Written problem >>
Retype the records below word for word and omit any image.

** Start **

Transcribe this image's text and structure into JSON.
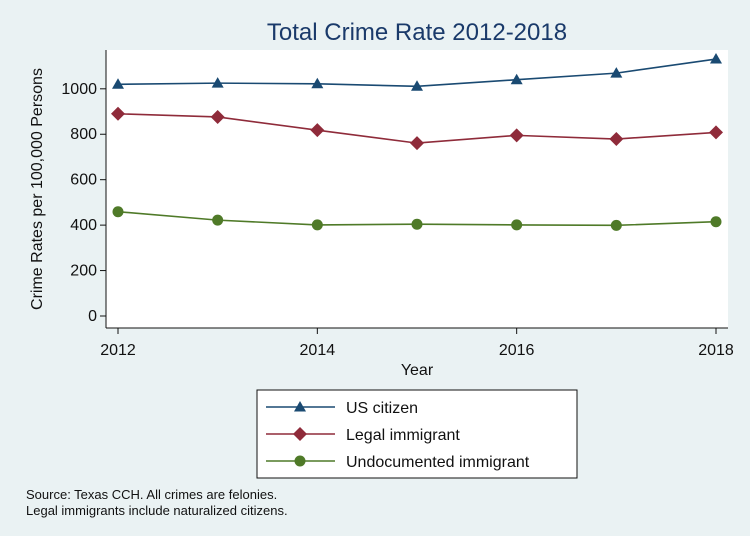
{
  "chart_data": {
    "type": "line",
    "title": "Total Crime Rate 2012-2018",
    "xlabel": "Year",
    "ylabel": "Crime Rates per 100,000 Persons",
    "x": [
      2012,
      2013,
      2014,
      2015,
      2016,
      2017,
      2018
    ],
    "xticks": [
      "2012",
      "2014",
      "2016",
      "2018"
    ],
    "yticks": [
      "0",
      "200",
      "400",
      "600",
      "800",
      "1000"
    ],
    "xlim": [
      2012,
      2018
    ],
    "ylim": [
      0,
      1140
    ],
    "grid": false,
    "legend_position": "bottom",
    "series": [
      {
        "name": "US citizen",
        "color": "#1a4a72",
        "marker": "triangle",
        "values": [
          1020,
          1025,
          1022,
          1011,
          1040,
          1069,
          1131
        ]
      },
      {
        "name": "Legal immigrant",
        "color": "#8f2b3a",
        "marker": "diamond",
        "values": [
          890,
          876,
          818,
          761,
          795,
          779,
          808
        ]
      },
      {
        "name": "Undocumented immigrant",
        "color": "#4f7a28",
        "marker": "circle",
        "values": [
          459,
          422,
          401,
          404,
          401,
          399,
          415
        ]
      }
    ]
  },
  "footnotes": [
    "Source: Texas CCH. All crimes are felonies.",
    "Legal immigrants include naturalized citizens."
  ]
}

** End **

Task solution >>
Transcribe this image's text and structure into JSON.
{
  "chart_data": {
    "type": "line",
    "title": "Total Crime Rate 2012-2018",
    "xlabel": "Year",
    "ylabel": "Crime Rates per 100,000 Persons",
    "x": [
      2012,
      2013,
      2014,
      2015,
      2016,
      2017,
      2018
    ],
    "xticks": [
      "2012",
      "2014",
      "2016",
      "2018"
    ],
    "yticks": [
      "0",
      "200",
      "400",
      "600",
      "800",
      "1000"
    ],
    "xlim": [
      2012,
      2018
    ],
    "ylim": [
      0,
      1140
    ],
    "grid": false,
    "legend_position": "bottom",
    "series": [
      {
        "name": "US citizen",
        "color": "#1a4a72",
        "marker": "triangle",
        "values": [
          1020,
          1025,
          1022,
          1011,
          1040,
          1069,
          1131
        ]
      },
      {
        "name": "Legal immigrant",
        "color": "#8f2b3a",
        "marker": "diamond",
        "values": [
          890,
          876,
          818,
          761,
          795,
          779,
          808
        ]
      },
      {
        "name": "Undocumented immigrant",
        "color": "#4f7a28",
        "marker": "circle",
        "values": [
          459,
          422,
          401,
          404,
          401,
          399,
          415
        ]
      }
    ]
  },
  "footnotes": [
    "Source: Texas CCH. All crimes are felonies.",
    "Legal immigrants include naturalized citizens."
  ]
}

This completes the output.